▸ WHAT NEEDS TO BE DONE
Keep the images out and copy every entry below exactly.

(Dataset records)

^^^^

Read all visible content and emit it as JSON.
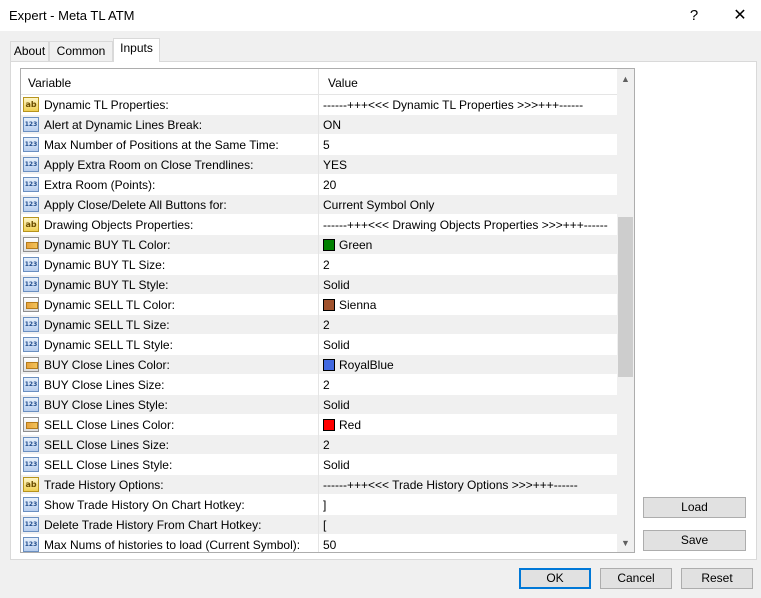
{
  "window": {
    "title": "Expert - Meta TL ATM",
    "help": "?",
    "close": "✕"
  },
  "tabs": [
    {
      "label": "About"
    },
    {
      "label": "Common"
    },
    {
      "label": "Inputs"
    }
  ],
  "grid": {
    "col_variable": "Variable",
    "col_value": "Value",
    "scroll_up": "▲",
    "scroll_down": "▼",
    "rows": [
      {
        "type": "ab",
        "name": "Dynamic TL Properties:",
        "value": "------+++<<< Dynamic TL Properties >>>+++------"
      },
      {
        "type": "123",
        "name": "Alert at Dynamic Lines Break:",
        "value": "ON"
      },
      {
        "type": "123",
        "name": "Max Number of Positions at the Same Time:",
        "value": "5"
      },
      {
        "type": "123",
        "name": "Apply Extra Room on Close Trendlines:",
        "value": "YES"
      },
      {
        "type": "123",
        "name": "Extra Room (Points):",
        "value": "20"
      },
      {
        "type": "123",
        "name": "Apply Close/Delete All Buttons for:",
        "value": "Current Symbol Only"
      },
      {
        "type": "ab",
        "name": "Drawing Objects Properties:",
        "value": "------+++<<< Drawing Objects Properties >>>+++------"
      },
      {
        "type": "color",
        "name": "Dynamic BUY TL Color:",
        "value": "Green",
        "swatch": "#008000"
      },
      {
        "type": "123",
        "name": "Dynamic BUY TL Size:",
        "value": "2"
      },
      {
        "type": "123",
        "name": "Dynamic BUY TL Style:",
        "value": "Solid"
      },
      {
        "type": "color",
        "name": "Dynamic SELL TL Color:",
        "value": "Sienna",
        "swatch": "#a0522d"
      },
      {
        "type": "123",
        "name": "Dynamic SELL TL Size:",
        "value": "2"
      },
      {
        "type": "123",
        "name": "Dynamic SELL TL Style:",
        "value": "Solid"
      },
      {
        "type": "color",
        "name": "BUY Close Lines Color:",
        "value": "RoyalBlue",
        "swatch": "#4169e1"
      },
      {
        "type": "123",
        "name": "BUY Close Lines Size:",
        "value": "2"
      },
      {
        "type": "123",
        "name": "BUY Close Lines Style:",
        "value": "Solid"
      },
      {
        "type": "color",
        "name": "SELL Close Lines Color:",
        "value": "Red",
        "swatch": "#ff0000"
      },
      {
        "type": "123",
        "name": "SELL Close Lines Size:",
        "value": "2"
      },
      {
        "type": "123",
        "name": "SELL Close Lines Style:",
        "value": "Solid"
      },
      {
        "type": "ab",
        "name": "Trade History Options:",
        "value": "------+++<<< Trade History Options >>>+++------"
      },
      {
        "type": "123",
        "name": "Show Trade History On Chart Hotkey:",
        "value": "]"
      },
      {
        "type": "123",
        "name": "Delete Trade History From Chart Hotkey:",
        "value": "["
      },
      {
        "type": "123",
        "name": "Max Nums of histories to load (Current Symbol):",
        "value": "50"
      }
    ]
  },
  "buttons": {
    "load": "Load",
    "save": "Save",
    "ok": "OK",
    "cancel": "Cancel",
    "reset": "Reset"
  }
}
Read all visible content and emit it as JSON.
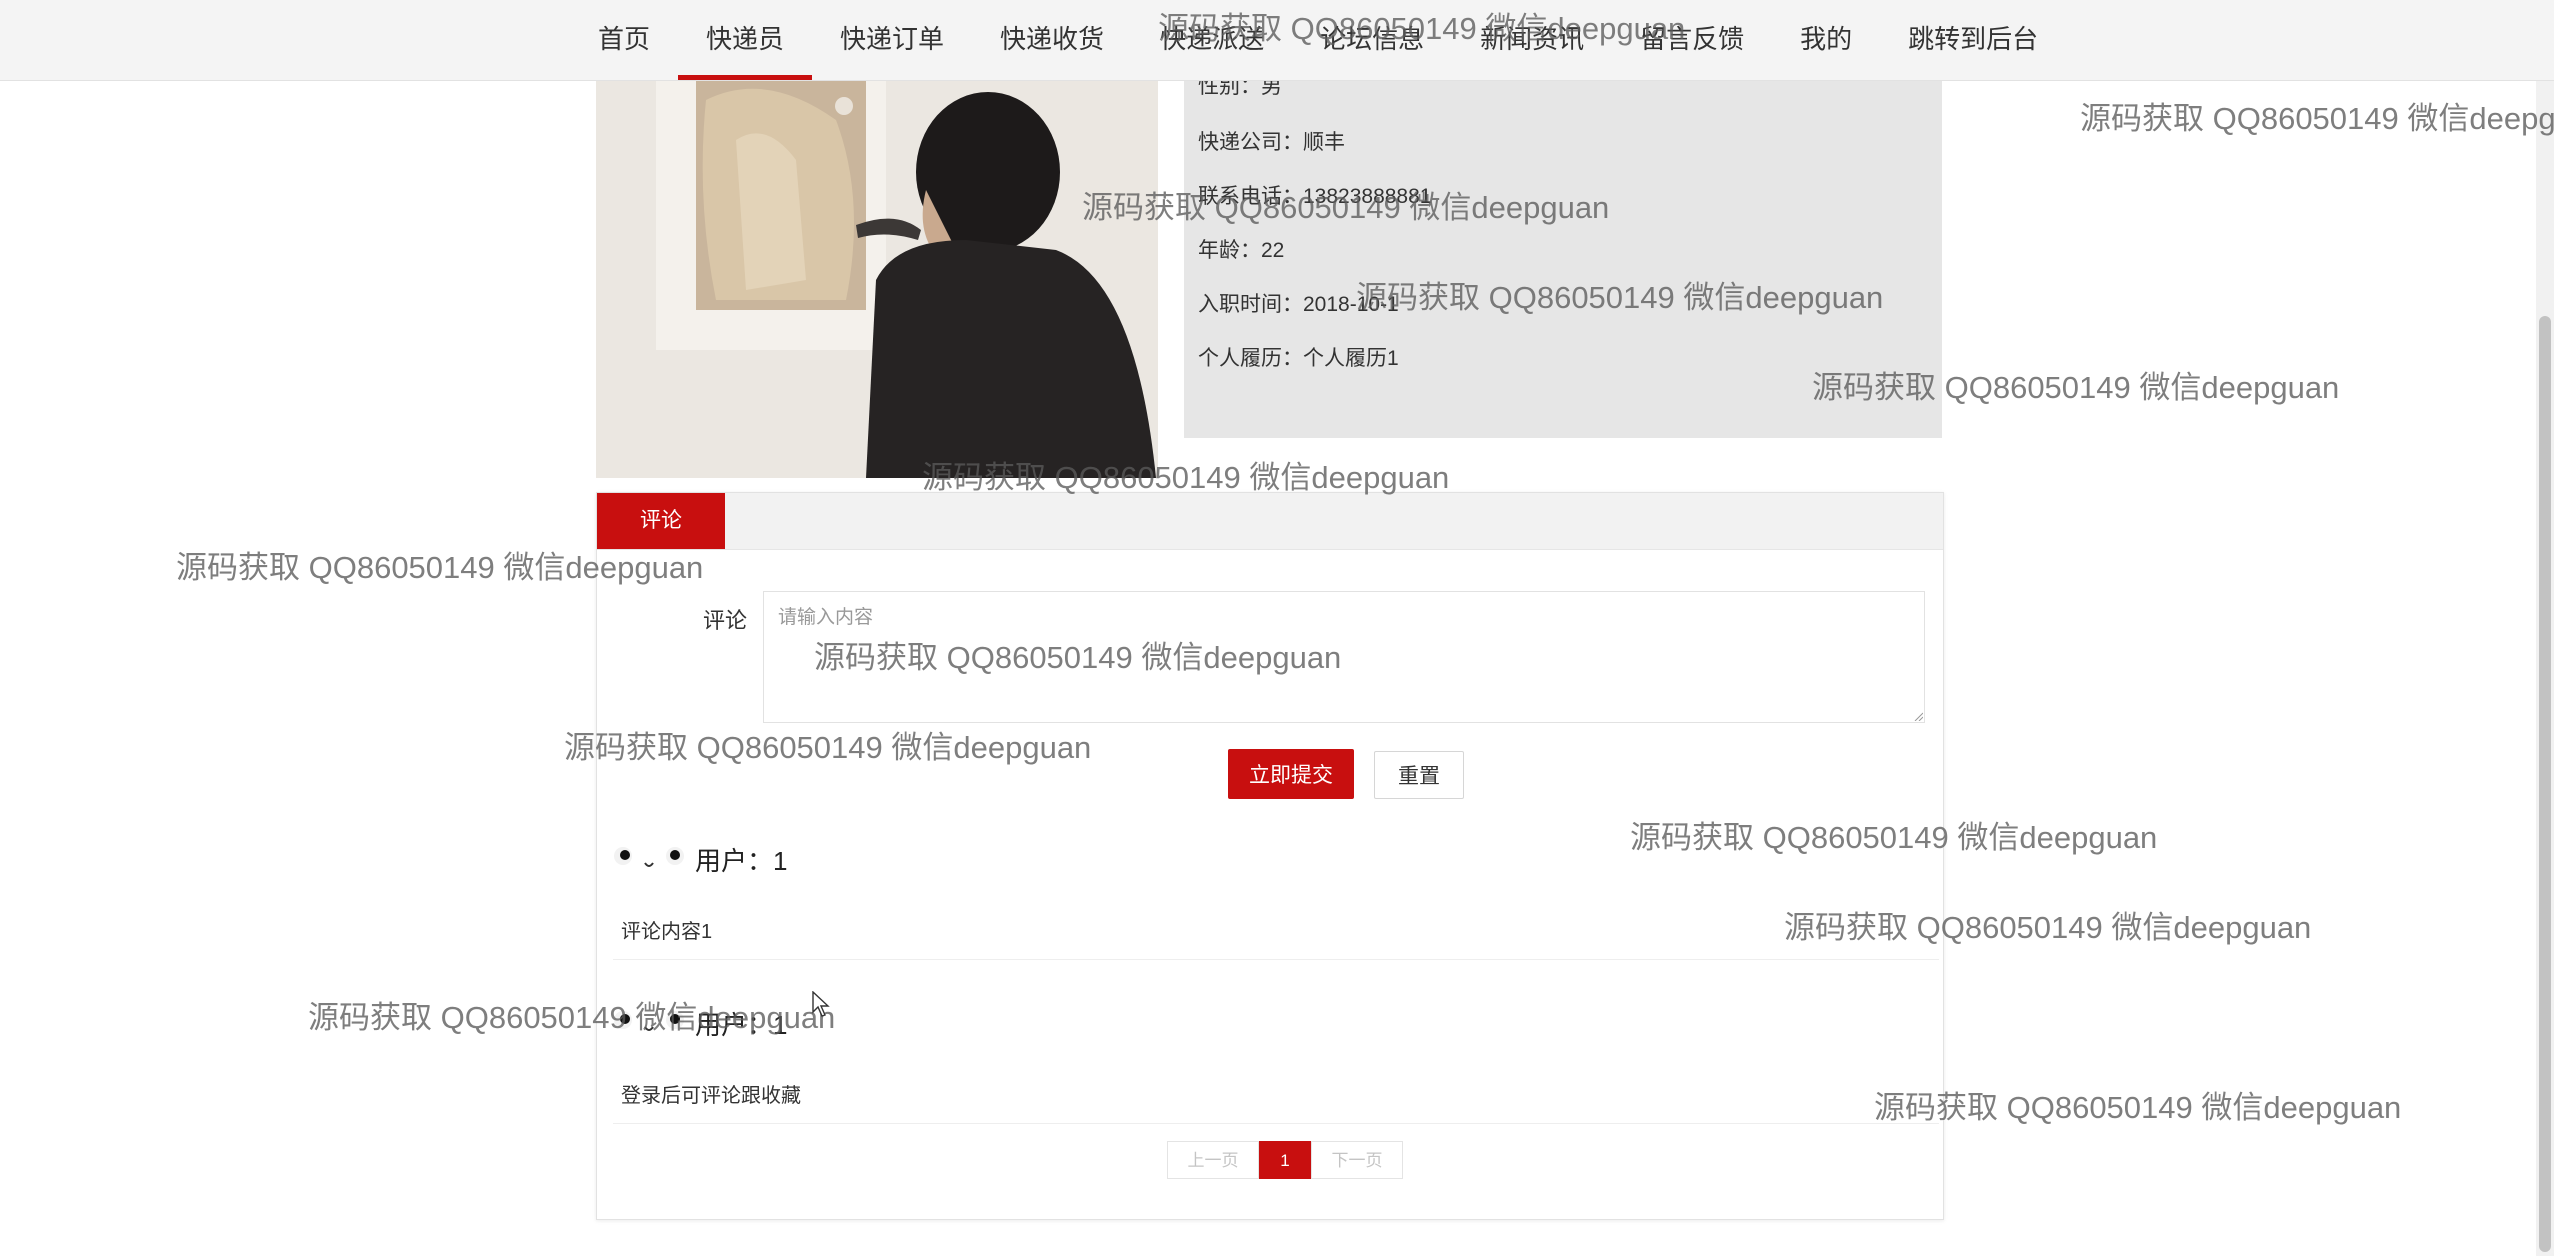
{
  "nav": {
    "items": [
      "首页",
      "快递员",
      "快递订单",
      "快递收货",
      "快递派送",
      "论坛信息",
      "新闻资讯",
      "留言反馈",
      "我的",
      "跳转到后台"
    ],
    "active_index": 1,
    "accent_color": "#c80f0f"
  },
  "courier": {
    "rows": [
      {
        "key": "性别：",
        "value": "男"
      },
      {
        "key": "快递公司：",
        "value": "顺丰"
      },
      {
        "key": "联系电话：",
        "value": "13823888881"
      },
      {
        "key": "年龄：",
        "value": "22"
      },
      {
        "key": "入职时间：",
        "value": "2018-10-1"
      },
      {
        "key": "个人履历：",
        "value": "个人履历1"
      }
    ]
  },
  "comment_form": {
    "tab_label": "评论",
    "field_label": "评论",
    "placeholder": "请输入内容",
    "submit_label": "立即提交",
    "reset_label": "重置"
  },
  "comments": [
    {
      "user": "用户：1",
      "text": "评论内容1"
    },
    {
      "user": "用户：1",
      "text": "登录后可评论跟收藏"
    }
  ],
  "pagination": {
    "prev": "上一页",
    "current": "1",
    "next": "下一页"
  },
  "watermark": "源码获取 QQ86050149 微信deepguan"
}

^^^^

▸ WRITTEN ANSWER
Read all visible content and emit it as JSON.
{
  "window": {
    "title": "Expert - Meta TL ATM",
    "help": "?",
    "close": "✕"
  },
  "tabs": [
    {
      "label": "About"
    },
    {
      "label": "Common"
    },
    {
      "label": "Inputs"
    }
  ],
  "grid": {
    "col_variable": "Variable",
    "col_value": "Value",
    "scroll_up": "▲",
    "scroll_down": "▼",
    "rows": [
      {
        "type": "ab",
        "name": "Dynamic TL Properties:",
        "value": "------+++<<< Dynamic TL Properties >>>+++------"
      },
      {
        "type": "123",
        "name": "Alert at Dynamic Lines Break:",
        "value": "ON"
      },
      {
        "type": "123",
        "name": "Max Number of Positions at the Same Time:",
        "value": "5"
      },
      {
        "type": "123",
        "name": "Apply Extra Room on Close Trendlines:",
        "value": "YES"
      },
      {
        "type": "123",
        "name": "Extra Room (Points):",
        "value": "20"
      },
      {
        "type": "123",
        "name": "Apply Close/Delete All Buttons for:",
        "value": "Current Symbol Only"
      },
      {
        "type": "ab",
        "name": "Drawing Objects Properties:",
        "value": "------+++<<< Drawing Objects Properties >>>+++------"
      },
      {
        "type": "color",
        "name": "Dynamic BUY TL Color:",
        "value": "Green",
        "swatch": "#008000"
      },
      {
        "type": "123",
        "name": "Dynamic BUY TL Size:",
        "value": "2"
      },
      {
        "type": "123",
        "name": "Dynamic BUY TL Style:",
        "value": "Solid"
      },
      {
        "type": "color",
        "name": "Dynamic SELL TL Color:",
        "value": "Sienna",
        "swatch": "#a0522d"
      },
      {
        "type": "123",
        "name": "Dynamic SELL TL Size:",
        "value": "2"
      },
      {
        "type": "123",
        "name": "Dynamic SELL TL Style:",
        "value": "Solid"
      },
      {
        "type": "color",
        "name": "BUY Close Lines Color:",
        "value": "RoyalBlue",
        "swatch": "#4169e1"
      },
      {
        "type": "123",
        "name": "BUY Close Lines Size:",
        "value": "2"
      },
      {
        "type": "123",
        "name": "BUY Close Lines Style:",
        "value": "Solid"
      },
      {
        "type": "color",
        "name": "SELL Close Lines Color:",
        "value": "Red",
        "swatch": "#ff0000"
      },
      {
        "type": "123",
        "name": "SELL Close Lines Size:",
        "value": "2"
      },
      {
        "type": "123",
        "name": "SELL Close Lines Style:",
        "value": "Solid"
      },
      {
        "type": "ab",
        "name": "Trade History Options:",
        "value": "------+++<<< Trade History Options >>>+++------"
      },
      {
        "type": "123",
        "name": "Show Trade History On Chart Hotkey:",
        "value": "]"
      },
      {
        "type": "123",
        "name": "Delete Trade History From Chart Hotkey:",
        "value": "["
      },
      {
        "type": "123",
        "name": "Max Nums of histories to load (Current Symbol):",
        "value": "50"
      }
    ]
  },
  "buttons": {
    "load": "Load",
    "save": "Save",
    "ok": "OK",
    "cancel": "Cancel",
    "reset": "Reset"
  }
}
Read all visible content and emit it as JSON.
{
  "nav": {
    "items": [
      "首页",
      "快递员",
      "快递订单",
      "快递收货",
      "快递派送",
      "论坛信息",
      "新闻资讯",
      "留言反馈",
      "我的",
      "跳转到后台"
    ],
    "active_index": 1,
    "accent_color": "#c80f0f"
  },
  "courier": {
    "rows": [
      {
        "key": "性别：",
        "value": "男"
      },
      {
        "key": "快递公司：",
        "value": "顺丰"
      },
      {
        "key": "联系电话：",
        "value": "13823888881"
      },
      {
        "key": "年龄：",
        "value": "22"
      },
      {
        "key": "入职时间：",
        "value": "2018-10-1"
      },
      {
        "key": "个人履历：",
        "value": "个人履历1"
      }
    ]
  },
  "comment_form": {
    "tab_label": "评论",
    "field_label": "评论",
    "placeholder": "请输入内容",
    "submit_label": "立即提交",
    "reset_label": "重置"
  },
  "comments": [
    {
      "user": "用户：1",
      "text": "评论内容1"
    },
    {
      "user": "用户：1",
      "text": "登录后可评论跟收藏"
    }
  ],
  "pagination": {
    "prev": "上一页",
    "current": "1",
    "next": "下一页"
  },
  "watermark": "源码获取 QQ86050149 微信deepguan"
}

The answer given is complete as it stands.